--- TASK DIRECTIONS ---
Keep only the lines of the data below that contain "ylabel", and copy them.

>> start EXTRACTED ENTRIES

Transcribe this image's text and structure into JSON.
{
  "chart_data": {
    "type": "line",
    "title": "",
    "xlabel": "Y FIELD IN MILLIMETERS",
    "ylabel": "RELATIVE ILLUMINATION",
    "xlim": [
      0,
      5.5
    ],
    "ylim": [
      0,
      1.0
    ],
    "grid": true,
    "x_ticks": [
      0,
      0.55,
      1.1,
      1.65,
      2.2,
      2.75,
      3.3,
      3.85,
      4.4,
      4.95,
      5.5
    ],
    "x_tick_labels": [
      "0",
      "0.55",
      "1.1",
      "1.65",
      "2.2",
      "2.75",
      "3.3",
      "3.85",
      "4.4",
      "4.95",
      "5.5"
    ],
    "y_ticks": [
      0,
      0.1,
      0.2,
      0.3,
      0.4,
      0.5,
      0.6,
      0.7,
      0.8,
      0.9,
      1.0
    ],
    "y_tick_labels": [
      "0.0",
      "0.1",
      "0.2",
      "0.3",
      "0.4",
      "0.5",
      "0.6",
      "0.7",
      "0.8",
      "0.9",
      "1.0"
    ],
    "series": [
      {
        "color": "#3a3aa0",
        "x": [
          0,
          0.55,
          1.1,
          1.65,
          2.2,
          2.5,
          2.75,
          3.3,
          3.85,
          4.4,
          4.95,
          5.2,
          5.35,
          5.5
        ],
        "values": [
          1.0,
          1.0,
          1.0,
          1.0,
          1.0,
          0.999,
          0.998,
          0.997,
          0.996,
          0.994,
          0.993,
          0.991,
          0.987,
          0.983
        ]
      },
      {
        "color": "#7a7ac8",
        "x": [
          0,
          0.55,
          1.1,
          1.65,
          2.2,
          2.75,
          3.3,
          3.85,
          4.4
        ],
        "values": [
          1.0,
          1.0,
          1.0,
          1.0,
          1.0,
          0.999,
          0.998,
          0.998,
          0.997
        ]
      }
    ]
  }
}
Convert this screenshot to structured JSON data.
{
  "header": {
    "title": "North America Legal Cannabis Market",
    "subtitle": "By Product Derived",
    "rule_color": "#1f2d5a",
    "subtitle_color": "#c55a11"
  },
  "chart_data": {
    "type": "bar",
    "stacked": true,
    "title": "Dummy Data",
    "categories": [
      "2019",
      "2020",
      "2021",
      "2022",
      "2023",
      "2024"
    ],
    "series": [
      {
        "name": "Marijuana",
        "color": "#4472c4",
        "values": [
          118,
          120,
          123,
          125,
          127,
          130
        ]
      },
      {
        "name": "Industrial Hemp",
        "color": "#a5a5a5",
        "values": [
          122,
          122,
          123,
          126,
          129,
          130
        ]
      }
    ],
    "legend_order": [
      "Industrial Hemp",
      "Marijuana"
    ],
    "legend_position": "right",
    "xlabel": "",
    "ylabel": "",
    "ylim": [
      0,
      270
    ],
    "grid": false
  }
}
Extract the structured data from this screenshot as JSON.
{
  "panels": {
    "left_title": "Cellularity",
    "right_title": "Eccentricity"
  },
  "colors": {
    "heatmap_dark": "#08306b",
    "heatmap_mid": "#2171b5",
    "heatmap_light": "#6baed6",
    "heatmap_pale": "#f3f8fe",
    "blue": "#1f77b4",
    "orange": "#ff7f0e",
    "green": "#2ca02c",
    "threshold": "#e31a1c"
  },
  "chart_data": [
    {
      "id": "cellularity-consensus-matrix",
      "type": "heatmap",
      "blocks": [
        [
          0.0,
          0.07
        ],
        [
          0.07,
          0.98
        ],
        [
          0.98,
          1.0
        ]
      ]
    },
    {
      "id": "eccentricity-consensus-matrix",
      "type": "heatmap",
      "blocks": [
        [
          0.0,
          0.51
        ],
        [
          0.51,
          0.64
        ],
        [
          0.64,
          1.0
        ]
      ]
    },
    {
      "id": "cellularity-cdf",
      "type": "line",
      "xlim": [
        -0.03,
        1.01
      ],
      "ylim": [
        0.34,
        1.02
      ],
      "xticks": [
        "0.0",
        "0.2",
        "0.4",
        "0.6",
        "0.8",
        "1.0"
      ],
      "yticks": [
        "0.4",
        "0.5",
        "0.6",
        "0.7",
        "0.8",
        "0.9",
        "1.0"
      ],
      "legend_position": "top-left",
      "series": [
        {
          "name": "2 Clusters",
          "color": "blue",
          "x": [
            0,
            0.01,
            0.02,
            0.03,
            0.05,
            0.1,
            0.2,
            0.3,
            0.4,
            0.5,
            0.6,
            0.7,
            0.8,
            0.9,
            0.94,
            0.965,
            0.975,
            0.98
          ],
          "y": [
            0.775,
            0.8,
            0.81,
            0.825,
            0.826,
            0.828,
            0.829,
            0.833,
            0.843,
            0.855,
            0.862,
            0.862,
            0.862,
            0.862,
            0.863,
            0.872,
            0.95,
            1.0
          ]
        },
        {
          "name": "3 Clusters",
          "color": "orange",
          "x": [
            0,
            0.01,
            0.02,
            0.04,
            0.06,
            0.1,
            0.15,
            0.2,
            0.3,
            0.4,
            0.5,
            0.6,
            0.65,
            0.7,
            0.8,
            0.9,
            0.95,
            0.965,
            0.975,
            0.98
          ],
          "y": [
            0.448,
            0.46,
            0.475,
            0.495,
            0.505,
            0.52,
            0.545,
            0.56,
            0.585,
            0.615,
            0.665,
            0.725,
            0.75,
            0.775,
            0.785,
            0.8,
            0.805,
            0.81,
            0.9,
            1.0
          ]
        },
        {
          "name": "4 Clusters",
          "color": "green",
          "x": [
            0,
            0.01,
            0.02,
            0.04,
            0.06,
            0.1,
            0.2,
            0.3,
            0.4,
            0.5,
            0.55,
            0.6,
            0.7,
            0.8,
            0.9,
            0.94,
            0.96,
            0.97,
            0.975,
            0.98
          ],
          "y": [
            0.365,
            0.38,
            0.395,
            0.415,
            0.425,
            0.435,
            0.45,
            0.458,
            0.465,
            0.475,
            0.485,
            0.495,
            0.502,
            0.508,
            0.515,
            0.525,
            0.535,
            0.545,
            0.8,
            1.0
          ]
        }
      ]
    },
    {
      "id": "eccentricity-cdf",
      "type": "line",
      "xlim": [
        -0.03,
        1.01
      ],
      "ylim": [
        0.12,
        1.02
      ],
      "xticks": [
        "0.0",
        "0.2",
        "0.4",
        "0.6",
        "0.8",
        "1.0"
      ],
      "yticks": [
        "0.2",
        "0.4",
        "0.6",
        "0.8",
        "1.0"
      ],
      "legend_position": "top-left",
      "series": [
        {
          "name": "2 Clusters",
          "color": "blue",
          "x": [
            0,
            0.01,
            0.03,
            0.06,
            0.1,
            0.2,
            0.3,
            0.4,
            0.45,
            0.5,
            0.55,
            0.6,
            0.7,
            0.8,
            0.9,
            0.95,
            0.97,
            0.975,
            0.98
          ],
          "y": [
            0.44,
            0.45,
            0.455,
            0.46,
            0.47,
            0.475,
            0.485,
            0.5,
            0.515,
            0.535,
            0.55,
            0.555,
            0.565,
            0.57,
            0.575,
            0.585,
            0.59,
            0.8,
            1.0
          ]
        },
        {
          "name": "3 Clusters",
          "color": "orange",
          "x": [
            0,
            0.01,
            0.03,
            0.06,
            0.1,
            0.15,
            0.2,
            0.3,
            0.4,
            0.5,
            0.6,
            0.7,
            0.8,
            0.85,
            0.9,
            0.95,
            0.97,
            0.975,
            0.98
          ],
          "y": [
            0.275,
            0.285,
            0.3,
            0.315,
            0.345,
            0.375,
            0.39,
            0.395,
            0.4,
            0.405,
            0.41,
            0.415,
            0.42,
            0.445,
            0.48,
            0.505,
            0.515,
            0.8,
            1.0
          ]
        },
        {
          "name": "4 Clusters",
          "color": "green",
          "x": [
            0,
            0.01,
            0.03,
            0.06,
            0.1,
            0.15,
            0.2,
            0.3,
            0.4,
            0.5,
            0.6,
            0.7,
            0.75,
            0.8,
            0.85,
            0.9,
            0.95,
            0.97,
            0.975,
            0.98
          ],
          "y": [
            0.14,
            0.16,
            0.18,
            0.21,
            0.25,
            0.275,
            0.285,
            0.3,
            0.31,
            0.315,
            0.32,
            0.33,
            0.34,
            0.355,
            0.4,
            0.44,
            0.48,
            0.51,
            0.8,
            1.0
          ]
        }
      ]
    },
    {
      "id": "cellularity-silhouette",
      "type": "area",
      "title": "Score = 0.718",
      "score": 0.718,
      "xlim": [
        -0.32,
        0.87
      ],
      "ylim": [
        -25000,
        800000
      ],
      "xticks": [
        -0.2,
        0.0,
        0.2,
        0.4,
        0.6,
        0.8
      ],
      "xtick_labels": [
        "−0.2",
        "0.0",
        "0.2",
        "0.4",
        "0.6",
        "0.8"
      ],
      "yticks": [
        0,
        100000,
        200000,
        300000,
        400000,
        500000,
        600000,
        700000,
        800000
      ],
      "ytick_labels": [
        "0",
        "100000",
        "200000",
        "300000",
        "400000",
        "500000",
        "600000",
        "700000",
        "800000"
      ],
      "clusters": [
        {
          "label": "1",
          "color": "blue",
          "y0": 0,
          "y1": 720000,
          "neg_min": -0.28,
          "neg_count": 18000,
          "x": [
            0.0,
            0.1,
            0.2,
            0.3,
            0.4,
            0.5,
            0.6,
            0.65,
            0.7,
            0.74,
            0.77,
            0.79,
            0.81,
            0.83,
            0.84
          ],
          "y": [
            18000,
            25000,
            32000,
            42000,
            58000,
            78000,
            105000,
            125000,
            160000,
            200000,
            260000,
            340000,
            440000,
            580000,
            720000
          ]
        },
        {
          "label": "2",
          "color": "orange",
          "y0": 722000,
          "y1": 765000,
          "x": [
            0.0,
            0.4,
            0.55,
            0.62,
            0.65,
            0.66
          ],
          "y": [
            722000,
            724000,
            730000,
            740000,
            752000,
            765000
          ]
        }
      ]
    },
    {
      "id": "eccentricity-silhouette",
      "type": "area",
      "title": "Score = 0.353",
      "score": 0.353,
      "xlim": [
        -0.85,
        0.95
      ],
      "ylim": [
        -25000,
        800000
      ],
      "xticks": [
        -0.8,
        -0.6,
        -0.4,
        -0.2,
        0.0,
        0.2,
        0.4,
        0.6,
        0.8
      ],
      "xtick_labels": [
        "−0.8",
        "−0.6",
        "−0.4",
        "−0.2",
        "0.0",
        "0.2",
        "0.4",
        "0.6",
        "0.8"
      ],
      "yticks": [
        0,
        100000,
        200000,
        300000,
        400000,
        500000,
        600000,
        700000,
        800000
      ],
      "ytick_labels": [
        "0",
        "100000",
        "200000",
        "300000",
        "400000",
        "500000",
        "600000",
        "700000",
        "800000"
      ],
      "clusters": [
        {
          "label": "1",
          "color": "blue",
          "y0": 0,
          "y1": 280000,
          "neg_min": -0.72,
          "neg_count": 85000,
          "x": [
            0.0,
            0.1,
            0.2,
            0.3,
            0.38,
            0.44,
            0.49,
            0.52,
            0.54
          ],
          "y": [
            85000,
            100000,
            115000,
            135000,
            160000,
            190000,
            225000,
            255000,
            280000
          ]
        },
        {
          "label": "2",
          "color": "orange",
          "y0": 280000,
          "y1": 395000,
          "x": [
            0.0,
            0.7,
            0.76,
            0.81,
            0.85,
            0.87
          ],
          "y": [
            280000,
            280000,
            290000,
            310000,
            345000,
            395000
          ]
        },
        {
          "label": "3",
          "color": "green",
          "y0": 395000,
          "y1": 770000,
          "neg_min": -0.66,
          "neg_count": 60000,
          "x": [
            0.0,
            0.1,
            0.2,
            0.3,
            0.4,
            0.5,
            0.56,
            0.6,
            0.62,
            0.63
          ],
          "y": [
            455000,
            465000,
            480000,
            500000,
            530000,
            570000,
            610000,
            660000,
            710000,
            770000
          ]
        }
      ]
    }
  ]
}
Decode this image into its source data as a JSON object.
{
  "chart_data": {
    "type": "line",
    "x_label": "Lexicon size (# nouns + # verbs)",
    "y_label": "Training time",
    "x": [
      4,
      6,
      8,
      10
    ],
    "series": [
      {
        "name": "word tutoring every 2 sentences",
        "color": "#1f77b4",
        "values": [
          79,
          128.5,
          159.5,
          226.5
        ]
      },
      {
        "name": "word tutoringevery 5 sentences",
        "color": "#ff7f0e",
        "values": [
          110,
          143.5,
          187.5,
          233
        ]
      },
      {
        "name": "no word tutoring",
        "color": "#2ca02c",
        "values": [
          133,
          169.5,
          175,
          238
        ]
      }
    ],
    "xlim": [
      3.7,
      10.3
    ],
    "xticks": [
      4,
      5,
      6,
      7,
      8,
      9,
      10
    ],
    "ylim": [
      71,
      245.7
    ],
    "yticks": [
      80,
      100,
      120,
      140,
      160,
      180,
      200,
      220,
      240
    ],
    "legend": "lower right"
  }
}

>> end EXTRACTED ENTRIES

--- FINISHED ANSWER ---
    "ylabel": "RELATIVE ILLUMINATION",
    "ylabel": "",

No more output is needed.